• Aim: Lines containing the word "DADOS" are to be counted; state their number and nothing further.

• Task inputs:

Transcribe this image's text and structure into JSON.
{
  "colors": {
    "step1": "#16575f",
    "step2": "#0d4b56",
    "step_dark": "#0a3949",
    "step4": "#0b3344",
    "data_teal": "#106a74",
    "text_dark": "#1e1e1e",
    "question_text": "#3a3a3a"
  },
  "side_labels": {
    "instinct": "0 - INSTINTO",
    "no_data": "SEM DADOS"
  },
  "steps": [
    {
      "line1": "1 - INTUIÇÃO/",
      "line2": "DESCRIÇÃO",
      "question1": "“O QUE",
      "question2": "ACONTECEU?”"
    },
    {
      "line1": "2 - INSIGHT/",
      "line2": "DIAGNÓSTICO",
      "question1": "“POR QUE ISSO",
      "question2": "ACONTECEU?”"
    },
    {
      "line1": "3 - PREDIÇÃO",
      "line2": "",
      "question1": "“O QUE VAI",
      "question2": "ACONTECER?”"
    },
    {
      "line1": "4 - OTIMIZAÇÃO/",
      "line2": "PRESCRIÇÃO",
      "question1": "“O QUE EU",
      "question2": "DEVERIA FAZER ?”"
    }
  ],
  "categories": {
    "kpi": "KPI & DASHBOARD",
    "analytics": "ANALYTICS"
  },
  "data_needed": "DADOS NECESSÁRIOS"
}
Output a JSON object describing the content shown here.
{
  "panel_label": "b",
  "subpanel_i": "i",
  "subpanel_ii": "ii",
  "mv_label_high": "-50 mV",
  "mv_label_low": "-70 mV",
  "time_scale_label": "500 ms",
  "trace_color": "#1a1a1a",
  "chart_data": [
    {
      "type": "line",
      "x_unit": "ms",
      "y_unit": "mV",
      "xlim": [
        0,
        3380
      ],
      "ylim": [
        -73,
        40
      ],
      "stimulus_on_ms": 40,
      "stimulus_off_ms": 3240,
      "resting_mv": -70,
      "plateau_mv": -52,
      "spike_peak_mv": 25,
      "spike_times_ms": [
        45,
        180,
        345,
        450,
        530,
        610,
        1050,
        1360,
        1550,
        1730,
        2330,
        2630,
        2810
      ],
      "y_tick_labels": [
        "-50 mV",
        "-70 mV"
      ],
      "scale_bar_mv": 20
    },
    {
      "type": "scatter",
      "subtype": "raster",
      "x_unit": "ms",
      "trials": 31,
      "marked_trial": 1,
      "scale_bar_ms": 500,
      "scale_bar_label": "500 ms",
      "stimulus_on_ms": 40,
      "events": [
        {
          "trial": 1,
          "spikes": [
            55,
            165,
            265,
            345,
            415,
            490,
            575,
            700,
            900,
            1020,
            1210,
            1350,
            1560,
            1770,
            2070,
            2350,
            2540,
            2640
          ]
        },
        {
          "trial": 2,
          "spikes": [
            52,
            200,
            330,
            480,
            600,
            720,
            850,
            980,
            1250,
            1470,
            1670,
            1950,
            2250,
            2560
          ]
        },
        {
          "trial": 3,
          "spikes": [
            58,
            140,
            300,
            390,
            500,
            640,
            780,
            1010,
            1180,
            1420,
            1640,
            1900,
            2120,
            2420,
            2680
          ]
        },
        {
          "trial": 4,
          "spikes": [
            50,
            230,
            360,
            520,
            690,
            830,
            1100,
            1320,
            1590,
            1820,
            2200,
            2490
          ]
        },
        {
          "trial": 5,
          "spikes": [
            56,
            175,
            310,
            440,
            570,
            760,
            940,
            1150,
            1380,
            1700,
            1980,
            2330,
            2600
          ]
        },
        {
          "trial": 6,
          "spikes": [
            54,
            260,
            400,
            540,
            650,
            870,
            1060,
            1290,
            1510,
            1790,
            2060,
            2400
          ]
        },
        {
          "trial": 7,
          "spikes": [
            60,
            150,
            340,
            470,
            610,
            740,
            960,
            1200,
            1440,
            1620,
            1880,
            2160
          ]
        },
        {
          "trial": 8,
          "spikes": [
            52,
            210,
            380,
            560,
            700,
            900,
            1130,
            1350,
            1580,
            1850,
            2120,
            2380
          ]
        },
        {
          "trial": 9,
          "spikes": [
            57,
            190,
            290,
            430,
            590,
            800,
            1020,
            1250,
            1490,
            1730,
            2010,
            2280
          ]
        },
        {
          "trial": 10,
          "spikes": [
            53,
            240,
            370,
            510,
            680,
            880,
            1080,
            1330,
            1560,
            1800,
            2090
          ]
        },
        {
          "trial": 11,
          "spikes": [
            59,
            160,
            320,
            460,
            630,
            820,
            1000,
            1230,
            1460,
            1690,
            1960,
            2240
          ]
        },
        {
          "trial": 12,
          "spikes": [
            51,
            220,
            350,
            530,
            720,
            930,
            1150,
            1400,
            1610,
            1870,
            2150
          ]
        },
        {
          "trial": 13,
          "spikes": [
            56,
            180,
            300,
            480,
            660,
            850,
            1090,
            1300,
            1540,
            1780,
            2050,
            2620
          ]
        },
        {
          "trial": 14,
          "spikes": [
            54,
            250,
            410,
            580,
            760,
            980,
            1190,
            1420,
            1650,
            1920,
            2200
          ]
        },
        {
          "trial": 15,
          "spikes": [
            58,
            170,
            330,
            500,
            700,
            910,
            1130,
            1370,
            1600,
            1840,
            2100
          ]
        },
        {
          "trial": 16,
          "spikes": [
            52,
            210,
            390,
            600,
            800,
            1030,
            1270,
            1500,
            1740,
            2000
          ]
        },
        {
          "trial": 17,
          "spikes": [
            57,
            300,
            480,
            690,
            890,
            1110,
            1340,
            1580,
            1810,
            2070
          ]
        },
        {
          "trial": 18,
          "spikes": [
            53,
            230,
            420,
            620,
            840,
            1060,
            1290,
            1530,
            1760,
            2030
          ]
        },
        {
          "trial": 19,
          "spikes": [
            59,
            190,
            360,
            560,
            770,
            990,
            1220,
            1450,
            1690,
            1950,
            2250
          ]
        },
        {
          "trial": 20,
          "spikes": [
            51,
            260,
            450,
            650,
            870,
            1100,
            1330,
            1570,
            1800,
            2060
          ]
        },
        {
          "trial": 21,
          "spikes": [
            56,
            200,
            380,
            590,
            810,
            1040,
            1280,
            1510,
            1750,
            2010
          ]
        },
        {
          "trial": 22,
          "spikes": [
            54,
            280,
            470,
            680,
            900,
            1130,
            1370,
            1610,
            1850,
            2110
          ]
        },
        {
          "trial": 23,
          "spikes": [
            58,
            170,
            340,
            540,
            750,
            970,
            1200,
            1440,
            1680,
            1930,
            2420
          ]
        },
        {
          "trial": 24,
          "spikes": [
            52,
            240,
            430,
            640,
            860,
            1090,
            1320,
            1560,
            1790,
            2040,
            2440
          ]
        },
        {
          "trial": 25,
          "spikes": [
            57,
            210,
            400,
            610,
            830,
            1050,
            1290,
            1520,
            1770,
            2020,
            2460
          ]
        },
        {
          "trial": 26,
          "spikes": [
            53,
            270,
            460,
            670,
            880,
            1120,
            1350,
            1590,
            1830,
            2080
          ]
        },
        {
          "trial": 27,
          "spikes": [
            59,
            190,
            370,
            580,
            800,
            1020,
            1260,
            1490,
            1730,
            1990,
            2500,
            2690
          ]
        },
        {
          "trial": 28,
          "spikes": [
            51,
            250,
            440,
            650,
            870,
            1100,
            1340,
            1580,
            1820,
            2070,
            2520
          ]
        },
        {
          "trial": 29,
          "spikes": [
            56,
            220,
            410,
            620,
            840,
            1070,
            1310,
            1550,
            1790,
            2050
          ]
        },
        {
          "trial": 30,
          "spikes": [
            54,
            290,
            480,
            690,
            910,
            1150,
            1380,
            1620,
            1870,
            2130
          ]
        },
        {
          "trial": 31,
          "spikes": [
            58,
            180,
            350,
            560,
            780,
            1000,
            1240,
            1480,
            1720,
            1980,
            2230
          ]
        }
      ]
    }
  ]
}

• Output of the exercise: 2